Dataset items
+===+

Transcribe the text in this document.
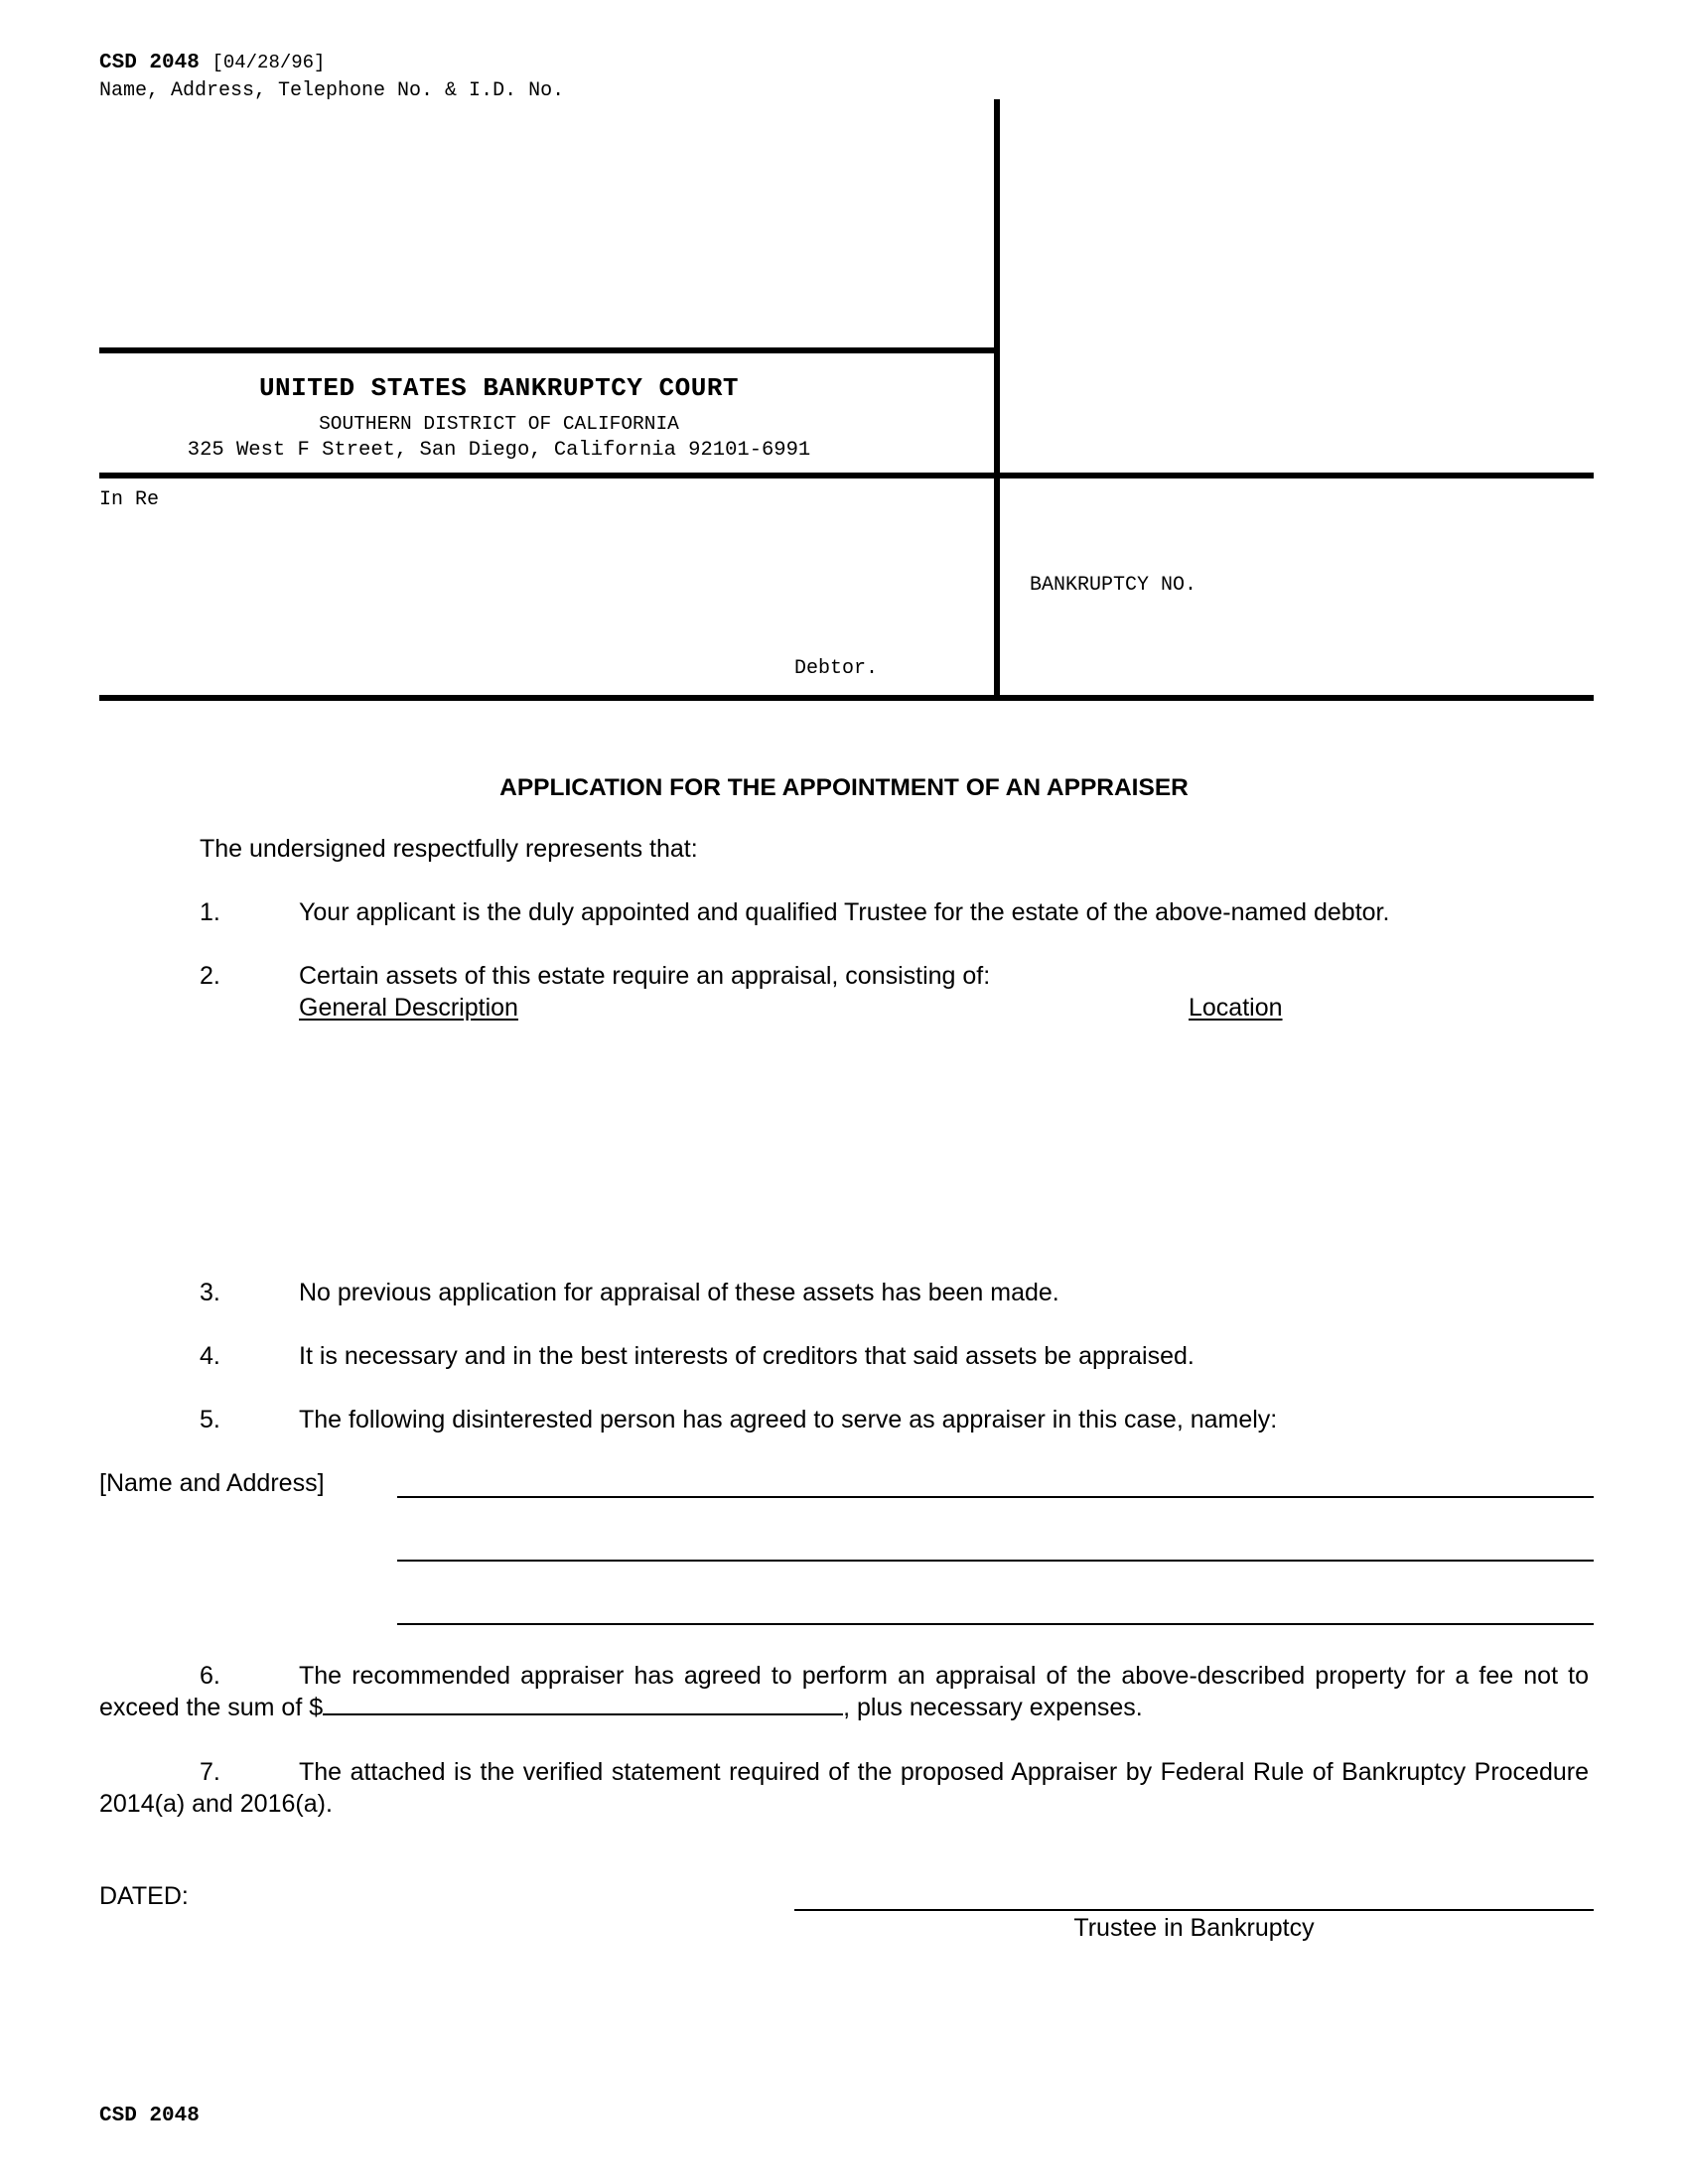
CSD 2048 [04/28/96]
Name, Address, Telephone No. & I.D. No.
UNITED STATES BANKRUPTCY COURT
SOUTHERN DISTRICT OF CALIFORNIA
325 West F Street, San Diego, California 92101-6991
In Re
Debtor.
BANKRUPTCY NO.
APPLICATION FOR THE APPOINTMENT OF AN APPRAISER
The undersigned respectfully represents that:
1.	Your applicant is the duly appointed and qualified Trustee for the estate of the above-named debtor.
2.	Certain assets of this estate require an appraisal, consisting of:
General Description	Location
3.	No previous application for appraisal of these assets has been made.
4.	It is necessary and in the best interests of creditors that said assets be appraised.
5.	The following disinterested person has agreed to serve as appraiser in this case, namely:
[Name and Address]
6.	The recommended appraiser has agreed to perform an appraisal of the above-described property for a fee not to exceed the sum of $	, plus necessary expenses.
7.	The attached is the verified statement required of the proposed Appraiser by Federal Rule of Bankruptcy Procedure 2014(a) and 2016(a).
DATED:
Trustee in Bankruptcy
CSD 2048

+===+

WHAT THE TASK ASKS
Pick out the lines above containing the word "Trustee", then copy them.

SOLUTION TO THE PROBLEM
1.	Your applicant is the duly appointed and qualified Trustee for the estate of the above-named debtor.
Trustee in Bankruptcy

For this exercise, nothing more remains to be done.